## THE PROBLEM
Return every line of the material exactly.

== RECORDED INFORMATION

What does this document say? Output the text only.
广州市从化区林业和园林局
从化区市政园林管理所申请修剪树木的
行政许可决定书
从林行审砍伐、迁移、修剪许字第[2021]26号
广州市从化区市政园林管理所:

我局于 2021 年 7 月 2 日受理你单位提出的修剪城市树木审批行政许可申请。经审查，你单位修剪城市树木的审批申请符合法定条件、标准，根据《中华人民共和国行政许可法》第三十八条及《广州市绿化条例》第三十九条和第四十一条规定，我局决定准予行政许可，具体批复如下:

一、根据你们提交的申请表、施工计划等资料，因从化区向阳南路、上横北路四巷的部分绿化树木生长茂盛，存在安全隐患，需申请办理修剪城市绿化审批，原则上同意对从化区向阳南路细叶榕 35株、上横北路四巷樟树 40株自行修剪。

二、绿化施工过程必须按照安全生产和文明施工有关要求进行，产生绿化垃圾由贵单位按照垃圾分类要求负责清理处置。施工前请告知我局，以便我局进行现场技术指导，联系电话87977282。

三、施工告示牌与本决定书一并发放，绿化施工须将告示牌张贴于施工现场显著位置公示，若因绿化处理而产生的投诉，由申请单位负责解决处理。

====

## THE RESPONSE
What does this document say? Output the text only.
广州市从化区林业和园林局
从化区市政园林管理所申请修剪树木的
行政许可决定书
从林行审砍伐、迁移、修剪许字第[2021]26号
广州市从化区市政园林管理所:

我局于 2021 年 7 月 2 日受理你单位提出的修剪城市树木审批行政许可申请。经审查，你单位修剪城市树木的审批申请符合法定条件、标准，根据《中华人民共和国行政许可法》第三十八条及《广州市绿化条例》第三十九条和第四十一条规定，我局决定准予行政许可，具体批复如下:

一、根据你们提交的申请表、施工计划等资料，因从化区向阳南路、上横北路四巷的部分绿化树木生长茂盛，存在安全隐患，需申请办理修剪城市绿化审批，原则上同意对从化区向阳南路细叶榕 35株、上横北路四巷樟树 40株自行修剪。

二、绿化施工过程必须按照安全生产和文明施工有关要求进行，产生绿化垃圾由贵单位按照垃圾分类要求负责清理处置。施工前请告知我局，以便我局进行现场技术指导，联系电话87977282。

三、施工告示牌与本决定书一并发放，绿化施工须将告示牌张贴于施工现场显著位置公示，若因绿化处理而产生的投诉，由申请单位负责解决处理。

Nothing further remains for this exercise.